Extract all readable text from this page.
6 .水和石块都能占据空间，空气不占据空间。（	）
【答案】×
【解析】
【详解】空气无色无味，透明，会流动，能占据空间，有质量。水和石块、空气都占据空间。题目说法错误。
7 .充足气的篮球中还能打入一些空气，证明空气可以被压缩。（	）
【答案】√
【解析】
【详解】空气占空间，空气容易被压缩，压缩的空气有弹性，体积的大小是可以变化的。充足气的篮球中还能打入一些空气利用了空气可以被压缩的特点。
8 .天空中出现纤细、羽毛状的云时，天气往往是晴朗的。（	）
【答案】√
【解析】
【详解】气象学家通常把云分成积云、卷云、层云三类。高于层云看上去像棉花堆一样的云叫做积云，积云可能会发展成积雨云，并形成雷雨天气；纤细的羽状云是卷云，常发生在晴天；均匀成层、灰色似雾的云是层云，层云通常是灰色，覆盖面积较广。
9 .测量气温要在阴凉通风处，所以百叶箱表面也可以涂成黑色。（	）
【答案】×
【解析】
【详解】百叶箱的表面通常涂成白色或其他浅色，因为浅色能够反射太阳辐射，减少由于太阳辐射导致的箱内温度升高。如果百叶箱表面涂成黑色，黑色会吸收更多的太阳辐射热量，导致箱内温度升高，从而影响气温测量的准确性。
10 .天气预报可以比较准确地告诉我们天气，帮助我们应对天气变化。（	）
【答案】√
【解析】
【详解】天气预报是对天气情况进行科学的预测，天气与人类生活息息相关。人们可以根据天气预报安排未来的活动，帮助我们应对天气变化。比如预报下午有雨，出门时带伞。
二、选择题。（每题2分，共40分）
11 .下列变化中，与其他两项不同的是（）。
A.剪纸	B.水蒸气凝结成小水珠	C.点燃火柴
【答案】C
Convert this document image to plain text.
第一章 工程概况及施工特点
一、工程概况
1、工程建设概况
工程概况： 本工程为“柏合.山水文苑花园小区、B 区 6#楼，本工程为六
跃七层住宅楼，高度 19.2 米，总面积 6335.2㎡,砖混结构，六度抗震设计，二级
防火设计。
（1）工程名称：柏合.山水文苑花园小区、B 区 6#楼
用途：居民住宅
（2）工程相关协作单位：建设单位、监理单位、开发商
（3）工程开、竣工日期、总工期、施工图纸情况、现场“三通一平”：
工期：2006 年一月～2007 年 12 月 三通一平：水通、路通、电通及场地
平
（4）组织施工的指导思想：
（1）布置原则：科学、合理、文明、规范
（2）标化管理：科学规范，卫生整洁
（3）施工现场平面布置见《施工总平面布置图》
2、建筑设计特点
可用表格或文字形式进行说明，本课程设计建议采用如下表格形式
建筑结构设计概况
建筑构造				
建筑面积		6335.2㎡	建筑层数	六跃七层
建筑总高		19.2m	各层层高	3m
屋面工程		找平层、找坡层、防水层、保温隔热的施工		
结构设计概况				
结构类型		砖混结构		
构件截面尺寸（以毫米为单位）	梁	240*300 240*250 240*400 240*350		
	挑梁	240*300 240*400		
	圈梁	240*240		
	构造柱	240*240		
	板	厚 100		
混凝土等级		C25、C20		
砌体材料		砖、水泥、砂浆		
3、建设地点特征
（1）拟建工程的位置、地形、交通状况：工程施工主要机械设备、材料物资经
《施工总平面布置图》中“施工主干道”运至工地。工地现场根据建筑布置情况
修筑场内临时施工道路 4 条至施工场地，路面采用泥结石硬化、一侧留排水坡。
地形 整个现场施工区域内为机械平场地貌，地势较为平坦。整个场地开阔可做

+++

**Exercise requirements**
Extract the listing in its entirety and repeat it exactly.

**The result**
Extract all readable text from this page.
6 .水和石块都能占据空间，空气不占据空间。（	）
【答案】×
【解析】
【详解】空气无色无味，透明，会流动，能占据空间，有质量。水和石块、空气都占据空间。题目说法错误。
7 .充足气的篮球中还能打入一些空气，证明空气可以被压缩。（	）
【答案】√
【解析】
【详解】空气占空间，空气容易被压缩，压缩的空气有弹性，体积的大小是可以变化的。充足气的篮球中还能打入一些空气利用了空气可以被压缩的特点。
8 .天空中出现纤细、羽毛状的云时，天气往往是晴朗的。（	）
【答案】√
【解析】
【详解】气象学家通常把云分成积云、卷云、层云三类。高于层云看上去像棉花堆一样的云叫做积云，积云可能会发展成积雨云，并形成雷雨天气；纤细的羽状云是卷云，常发生在晴天；均匀成层、灰色似雾的云是层云，层云通常是灰色，覆盖面积较广。
9 .测量气温要在阴凉通风处，所以百叶箱表面也可以涂成黑色。（	）
【答案】×
【解析】
【详解】百叶箱的表面通常涂成白色或其他浅色，因为浅色能够反射太阳辐射，减少由于太阳辐射导致的箱内温度升高。如果百叶箱表面涂成黑色，黑色会吸收更多的太阳辐射热量，导致箱内温度升高，从而影响气温测量的准确性。
10 .天气预报可以比较准确地告诉我们天气，帮助我们应对天气变化。（	）
【答案】√
【解析】
【详解】天气预报是对天气情况进行科学的预测，天气与人类生活息息相关。人们可以根据天气预报安排未来的活动，帮助我们应对天气变化。比如预报下午有雨，出门时带伞。
二、选择题。（每题2分，共40分）
11 .下列变化中，与其他两项不同的是（）。
A.剪纸	B.水蒸气凝结成小水珠	C.点燃火柴
【答案】C
Convert this document image to plain text.
第一章 工程概况及施工特点
一、工程概况
1、工程建设概况
工程概况： 本工程为“柏合.山水文苑花园小区、B 区 6#楼，本工程为六
跃七层住宅楼，高度 19.2 米，总面积 6335.2㎡,砖混结构，六度抗震设计，二级
防火设计。
（1）工程名称：柏合.山水文苑花园小区、B 区 6#楼
用途：居民住宅
（2）工程相关协作单位：建设单位、监理单位、开发商
（3）工程开、竣工日期、总工期、施工图纸情况、现场“三通一平”：
工期：2006 年一月～2007 年 12 月 三通一平：水通、路通、电通及场地
平
（4）组织施工的指导思想：
（1）布置原则：科学、合理、文明、规范
（2）标化管理：科学规范，卫生整洁
（3）施工现场平面布置见《施工总平面布置图》
2、建筑设计特点
可用表格或文字形式进行说明，本课程设计建议采用如下表格形式
建筑结构设计概况
建筑构造				
建筑面积		6335.2㎡	建筑层数	六跃七层
建筑总高		19.2m	各层层高	3m
屋面工程		找平层、找坡层、防水层、保温隔热的施工		
结构设计概况				
结构类型		砖混结构		
构件截面尺寸（以毫米为单位）	梁	240*300 240*250 240*400 240*350		
	挑梁	240*300 240*400		
	圈梁	240*240		
	构造柱	240*240		
	板	厚 100		
混凝土等级		C25、C20		
砌体材料		砖、水泥、砂浆		
3、建设地点特征
（1）拟建工程的位置、地形、交通状况：工程施工主要机械设备、材料物资经
《施工总平面布置图》中“施工主干道”运至工地。工地现场根据建筑布置情况
修筑场内临时施工道路 4 条至施工场地，路面采用泥结石硬化、一侧留排水坡。
地形 整个现场施工区域内为机械平场地貌，地势较为平坦。整个场地开阔可做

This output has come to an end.